Given exercise = Each entry that follows must be output without any deviation.

┌─ Dataset rows

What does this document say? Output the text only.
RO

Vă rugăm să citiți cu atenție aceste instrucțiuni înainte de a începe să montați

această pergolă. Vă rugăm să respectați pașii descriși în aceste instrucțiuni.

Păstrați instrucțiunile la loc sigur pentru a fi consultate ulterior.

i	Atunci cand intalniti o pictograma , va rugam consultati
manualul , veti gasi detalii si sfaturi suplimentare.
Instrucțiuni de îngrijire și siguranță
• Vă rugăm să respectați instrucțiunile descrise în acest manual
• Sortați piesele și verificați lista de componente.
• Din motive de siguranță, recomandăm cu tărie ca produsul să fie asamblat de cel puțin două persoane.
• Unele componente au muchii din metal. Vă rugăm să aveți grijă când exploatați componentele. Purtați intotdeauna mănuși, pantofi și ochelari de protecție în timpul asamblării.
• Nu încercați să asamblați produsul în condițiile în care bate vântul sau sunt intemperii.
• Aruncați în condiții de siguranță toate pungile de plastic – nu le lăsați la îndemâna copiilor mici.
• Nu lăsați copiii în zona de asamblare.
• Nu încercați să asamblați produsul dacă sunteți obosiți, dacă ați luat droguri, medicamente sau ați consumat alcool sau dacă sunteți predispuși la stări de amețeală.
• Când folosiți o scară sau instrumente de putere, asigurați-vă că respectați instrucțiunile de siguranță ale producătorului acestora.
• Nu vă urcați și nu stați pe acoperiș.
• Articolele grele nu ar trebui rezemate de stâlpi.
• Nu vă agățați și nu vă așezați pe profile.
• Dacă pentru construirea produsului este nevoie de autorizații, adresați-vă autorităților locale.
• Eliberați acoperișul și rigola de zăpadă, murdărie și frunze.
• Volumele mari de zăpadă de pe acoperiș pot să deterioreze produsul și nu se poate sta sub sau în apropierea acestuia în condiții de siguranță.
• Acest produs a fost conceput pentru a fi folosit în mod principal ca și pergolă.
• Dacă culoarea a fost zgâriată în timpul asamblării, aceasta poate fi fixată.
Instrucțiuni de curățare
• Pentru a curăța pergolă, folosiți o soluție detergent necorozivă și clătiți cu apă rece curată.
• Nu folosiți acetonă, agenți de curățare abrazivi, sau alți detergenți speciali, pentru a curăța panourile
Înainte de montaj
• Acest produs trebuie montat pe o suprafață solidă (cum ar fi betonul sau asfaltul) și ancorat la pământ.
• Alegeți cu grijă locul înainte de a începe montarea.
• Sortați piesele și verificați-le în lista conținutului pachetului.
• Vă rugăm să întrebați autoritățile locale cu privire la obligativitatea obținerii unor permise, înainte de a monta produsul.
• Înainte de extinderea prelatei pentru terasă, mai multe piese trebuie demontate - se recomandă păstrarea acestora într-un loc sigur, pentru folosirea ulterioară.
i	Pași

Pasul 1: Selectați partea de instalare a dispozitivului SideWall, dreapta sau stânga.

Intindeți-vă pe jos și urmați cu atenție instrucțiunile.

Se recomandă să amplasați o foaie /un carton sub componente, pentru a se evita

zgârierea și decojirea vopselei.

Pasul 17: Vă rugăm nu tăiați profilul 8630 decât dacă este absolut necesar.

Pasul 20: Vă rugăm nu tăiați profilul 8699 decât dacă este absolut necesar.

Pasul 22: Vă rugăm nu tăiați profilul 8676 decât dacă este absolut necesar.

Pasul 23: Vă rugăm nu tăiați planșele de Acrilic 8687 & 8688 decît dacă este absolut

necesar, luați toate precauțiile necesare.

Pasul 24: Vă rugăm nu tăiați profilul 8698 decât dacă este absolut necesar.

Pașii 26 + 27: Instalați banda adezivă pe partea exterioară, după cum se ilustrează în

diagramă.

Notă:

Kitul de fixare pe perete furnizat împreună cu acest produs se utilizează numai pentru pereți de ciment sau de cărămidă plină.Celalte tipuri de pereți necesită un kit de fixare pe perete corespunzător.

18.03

└─

Problem solution =
What does this document say? Output the text only.
RO

Vă rugăm să citiți cu atenție aceste instrucțiuni înainte de a începe să montați

această pergolă. Vă rugăm să respectați pașii descriși în aceste instrucțiuni.

Păstrați instrucțiunile la loc sigur pentru a fi consultate ulterior.

i	Atunci cand intalniti o pictograma , va rugam consultati
manualul , veti gasi detalii si sfaturi suplimentare.
Instrucțiuni de îngrijire și siguranță
• Vă rugăm să respectați instrucțiunile descrise în acest manual
• Sortați piesele și verificați lista de componente.
• Din motive de siguranță, recomandăm cu tărie ca produsul să fie asamblat de cel puțin două persoane.
• Unele componente au muchii din metal. Vă rugăm să aveți grijă când exploatați componentele. Purtați intotdeauna mănuși, pantofi și ochelari de protecție în timpul asamblării.
• Nu încercați să asamblați produsul în condițiile în care bate vântul sau sunt intemperii.
• Aruncați în condiții de siguranță toate pungile de plastic – nu le lăsați la îndemâna copiilor mici.
• Nu lăsați copiii în zona de asamblare.
• Nu încercați să asamblați produsul dacă sunteți obosiți, dacă ați luat droguri, medicamente sau ați consumat alcool sau dacă sunteți predispuși la stări de amețeală.
• Când folosiți o scară sau instrumente de putere, asigurați-vă că respectați instrucțiunile de siguranță ale producătorului acestora.
• Nu vă urcați și nu stați pe acoperiș.
• Articolele grele nu ar trebui rezemate de stâlpi.
• Nu vă agățați și nu vă așezați pe profile.
• Dacă pentru construirea produsului este nevoie de autorizații, adresați-vă autorităților locale.
• Eliberați acoperișul și rigola de zăpadă, murdărie și frunze.
• Volumele mari de zăpadă de pe acoperiș pot să deterioreze produsul și nu se poate sta sub sau în apropierea acestuia în condiții de siguranță.
• Acest produs a fost conceput pentru a fi folosit în mod principal ca și pergolă.
• Dacă culoarea a fost zgâriată în timpul asamblării, aceasta poate fi fixată.
Instrucțiuni de curățare
• Pentru a curăța pergolă, folosiți o soluție detergent necorozivă și clătiți cu apă rece curată.
• Nu folosiți acetonă, agenți de curățare abrazivi, sau alți detergenți speciali, pentru a curăța panourile
Înainte de montaj
• Acest produs trebuie montat pe o suprafață solidă (cum ar fi betonul sau asfaltul) și ancorat la pământ.
• Alegeți cu grijă locul înainte de a începe montarea.
• Sortați piesele și verificați-le în lista conținutului pachetului.
• Vă rugăm să întrebați autoritățile locale cu privire la obligativitatea obținerii unor permise, înainte de a monta produsul.
• Înainte de extinderea prelatei pentru terasă, mai multe piese trebuie demontate - se recomandă păstrarea acestora într-un loc sigur, pentru folosirea ulterioară.
i	Pași

Pasul 1: Selectați partea de instalare a dispozitivului SideWall, dreapta sau stânga.

Intindeți-vă pe jos și urmați cu atenție instrucțiunile.

Se recomandă să amplasați o foaie /un carton sub componente, pentru a se evita

zgârierea și decojirea vopselei.

Pasul 17: Vă rugăm nu tăiați profilul 8630 decât dacă este absolut necesar.

Pasul 20: Vă rugăm nu tăiați profilul 8699 decât dacă este absolut necesar.

Pasul 22: Vă rugăm nu tăiați profilul 8676 decât dacă este absolut necesar.

Pasul 23: Vă rugăm nu tăiați planșele de Acrilic 8687 & 8688 decît dacă este absolut

necesar, luați toate precauțiile necesare.

Pasul 24: Vă rugăm nu tăiați profilul 8698 decât dacă este absolut necesar.

Pașii 26 + 27: Instalați banda adezivă pe partea exterioară, după cum se ilustrează în

diagramă.

Notă:

Kitul de fixare pe perete furnizat împreună cu acest produs se utilizează numai pentru pereți de ciment sau de cărămidă plină.Celalte tipuri de pereți necesită un kit de fixare pe perete corespunzător.

18.03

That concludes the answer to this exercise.